[start]
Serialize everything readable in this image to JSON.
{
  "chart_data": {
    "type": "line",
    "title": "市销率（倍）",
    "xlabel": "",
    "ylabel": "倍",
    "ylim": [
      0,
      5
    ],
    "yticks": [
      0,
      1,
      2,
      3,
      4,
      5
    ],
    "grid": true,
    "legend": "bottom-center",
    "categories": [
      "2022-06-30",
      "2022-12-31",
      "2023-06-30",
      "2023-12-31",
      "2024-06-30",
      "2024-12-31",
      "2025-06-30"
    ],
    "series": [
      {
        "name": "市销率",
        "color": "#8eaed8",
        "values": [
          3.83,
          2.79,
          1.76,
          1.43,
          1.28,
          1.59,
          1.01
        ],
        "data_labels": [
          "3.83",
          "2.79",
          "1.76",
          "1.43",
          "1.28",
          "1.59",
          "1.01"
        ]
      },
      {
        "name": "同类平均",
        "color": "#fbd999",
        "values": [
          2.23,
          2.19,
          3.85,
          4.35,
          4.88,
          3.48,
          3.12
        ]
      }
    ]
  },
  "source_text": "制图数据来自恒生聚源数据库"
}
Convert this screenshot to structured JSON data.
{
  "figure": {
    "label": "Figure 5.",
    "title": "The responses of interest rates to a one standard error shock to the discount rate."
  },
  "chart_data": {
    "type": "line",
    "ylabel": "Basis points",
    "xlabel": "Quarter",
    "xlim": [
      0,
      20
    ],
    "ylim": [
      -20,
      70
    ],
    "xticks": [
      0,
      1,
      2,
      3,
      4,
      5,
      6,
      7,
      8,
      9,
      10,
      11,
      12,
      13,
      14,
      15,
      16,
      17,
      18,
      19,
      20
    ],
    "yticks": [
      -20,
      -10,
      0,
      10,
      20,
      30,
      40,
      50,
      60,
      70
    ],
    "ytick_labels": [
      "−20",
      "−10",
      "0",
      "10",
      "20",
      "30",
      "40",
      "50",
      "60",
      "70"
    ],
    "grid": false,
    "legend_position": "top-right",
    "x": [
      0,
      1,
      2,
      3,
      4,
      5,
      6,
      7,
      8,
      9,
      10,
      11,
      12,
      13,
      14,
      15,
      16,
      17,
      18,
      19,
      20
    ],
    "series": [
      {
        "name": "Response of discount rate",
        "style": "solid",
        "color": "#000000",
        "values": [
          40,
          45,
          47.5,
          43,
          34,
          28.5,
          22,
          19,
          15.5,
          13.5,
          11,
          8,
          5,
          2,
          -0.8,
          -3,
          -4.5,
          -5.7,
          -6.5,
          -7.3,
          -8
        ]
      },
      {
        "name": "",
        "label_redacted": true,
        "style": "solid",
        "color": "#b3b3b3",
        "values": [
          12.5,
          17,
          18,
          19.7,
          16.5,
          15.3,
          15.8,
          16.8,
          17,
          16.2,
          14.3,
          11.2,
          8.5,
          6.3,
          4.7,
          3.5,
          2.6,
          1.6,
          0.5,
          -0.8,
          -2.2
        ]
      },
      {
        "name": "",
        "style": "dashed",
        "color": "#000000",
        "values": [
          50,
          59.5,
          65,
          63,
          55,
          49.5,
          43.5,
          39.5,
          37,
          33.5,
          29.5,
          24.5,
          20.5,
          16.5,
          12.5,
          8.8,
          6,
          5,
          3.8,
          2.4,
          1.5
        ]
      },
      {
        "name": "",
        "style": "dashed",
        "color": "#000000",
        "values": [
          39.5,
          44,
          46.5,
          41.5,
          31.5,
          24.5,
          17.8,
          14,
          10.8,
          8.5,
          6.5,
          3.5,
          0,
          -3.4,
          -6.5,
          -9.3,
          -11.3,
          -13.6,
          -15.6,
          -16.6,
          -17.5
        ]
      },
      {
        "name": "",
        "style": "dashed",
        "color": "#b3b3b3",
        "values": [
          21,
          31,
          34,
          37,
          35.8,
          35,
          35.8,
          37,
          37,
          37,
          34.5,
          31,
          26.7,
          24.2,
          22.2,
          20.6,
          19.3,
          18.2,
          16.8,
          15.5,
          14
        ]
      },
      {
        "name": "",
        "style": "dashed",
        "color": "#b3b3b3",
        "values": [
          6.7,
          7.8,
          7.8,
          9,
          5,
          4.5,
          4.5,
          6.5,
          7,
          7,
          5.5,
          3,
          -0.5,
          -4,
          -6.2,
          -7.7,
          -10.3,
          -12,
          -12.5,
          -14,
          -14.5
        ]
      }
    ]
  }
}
[end]
**Goal of the exercise**
Go through the entries and repeat each one exactly.

**Full response**
Serialize everything readable in this image to JSON.
{
  "chart_data": {
    "type": "line",
    "title": "市销率（倍）",
    "xlabel": "",
    "ylabel": "倍",
    "ylim": [
      0,
      5
    ],
    "yticks": [
      0,
      1,
      2,
      3,
      4,
      5
    ],
    "grid": true,
    "legend": "bottom-center",
    "categories": [
      "2022-06-30",
      "2022-12-31",
      "2023-06-30",
      "2023-12-31",
      "2024-06-30",
      "2024-12-31",
      "2025-06-30"
    ],
    "series": [
      {
        "name": "市销率",
        "color": "#8eaed8",
        "values": [
          3.83,
          2.79,
          1.76,
          1.43,
          1.28,
          1.59,
          1.01
        ],
        "data_labels": [
          "3.83",
          "2.79",
          "1.76",
          "1.43",
          "1.28",
          "1.59",
          "1.01"
        ]
      },
      {
        "name": "同类平均",
        "color": "#fbd999",
        "values": [
          2.23,
          2.19,
          3.85,
          4.35,
          4.88,
          3.48,
          3.12
        ]
      }
    ]
  },
  "source_text": "制图数据来自恒生聚源数据库"
}
Convert this screenshot to structured JSON data.
{
  "figure": {
    "label": "Figure 5.",
    "title": "The responses of interest rates to a one standard error shock to the discount rate."
  },
  "chart_data": {
    "type": "line",
    "ylabel": "Basis points",
    "xlabel": "Quarter",
    "xlim": [
      0,
      20
    ],
    "ylim": [
      -20,
      70
    ],
    "xticks": [
      0,
      1,
      2,
      3,
      4,
      5,
      6,
      7,
      8,
      9,
      10,
      11,
      12,
      13,
      14,
      15,
      16,
      17,
      18,
      19,
      20
    ],
    "yticks": [
      -20,
      -10,
      0,
      10,
      20,
      30,
      40,
      50,
      60,
      70
    ],
    "ytick_labels": [
      "−20",
      "−10",
      "0",
      "10",
      "20",
      "30",
      "40",
      "50",
      "60",
      "70"
    ],
    "grid": false,
    "legend_position": "top-right",
    "x": [
      0,
      1,
      2,
      3,
      4,
      5,
      6,
      7,
      8,
      9,
      10,
      11,
      12,
      13,
      14,
      15,
      16,
      17,
      18,
      19,
      20
    ],
    "series": [
      {
        "name": "Response of discount rate",
        "style": "solid",
        "color": "#000000",
        "values": [
          40,
          45,
          47.5,
          43,
          34,
          28.5,
          22,
          19,
          15.5,
          13.5,
          11,
          8,
          5,
          2,
          -0.8,
          -3,
          -4.5,
          -5.7,
          -6.5,
          -7.3,
          -8
        ]
      },
      {
        "name": "",
        "label_redacted": true,
        "style": "solid",
        "color": "#b3b3b3",
        "values": [
          12.5,
          17,
          18,
          19.7,
          16.5,
          15.3,
          15.8,
          16.8,
          17,
          16.2,
          14.3,
          11.2,
          8.5,
          6.3,
          4.7,
          3.5,
          2.6,
          1.6,
          0.5,
          -0.8,
          -2.2
        ]
      },
      {
        "name": "",
        "style": "dashed",
        "color": "#000000",
        "values": [
          50,
          59.5,
          65,
          63,
          55,
          49.5,
          43.5,
          39.5,
          37,
          33.5,
          29.5,
          24.5,
          20.5,
          16.5,
          12.5,
          8.8,
          6,
          5,
          3.8,
          2.4,
          1.5
        ]
      },
      {
        "name": "",
        "style": "dashed",
        "color": "#000000",
        "values": [
          39.5,
          44,
          46.5,
          41.5,
          31.5,
          24.5,
          17.8,
          14,
          10.8,
          8.5,
          6.5,
          3.5,
          0,
          -3.4,
          -6.5,
          -9.3,
          -11.3,
          -13.6,
          -15.6,
          -16.6,
          -17.5
        ]
      },
      {
        "name": "",
        "style": "dashed",
        "color": "#b3b3b3",
        "values": [
          21,
          31,
          34,
          37,
          35.8,
          35,
          35.8,
          37,
          37,
          37,
          34.5,
          31,
          26.7,
          24.2,
          22.2,
          20.6,
          19.3,
          18.2,
          16.8,
          15.5,
          14
        ]
      },
      {
        "name": "",
        "style": "dashed",
        "color": "#b3b3b3",
        "values": [
          6.7,
          7.8,
          7.8,
          9,
          5,
          4.5,
          4.5,
          6.5,
          7,
          7,
          5.5,
          3,
          -0.5,
          -4,
          -6.2,
          -7.7,
          -10.3,
          -12,
          -12.5,
          -14,
          -14.5
        ]
      }
    ]
  }
}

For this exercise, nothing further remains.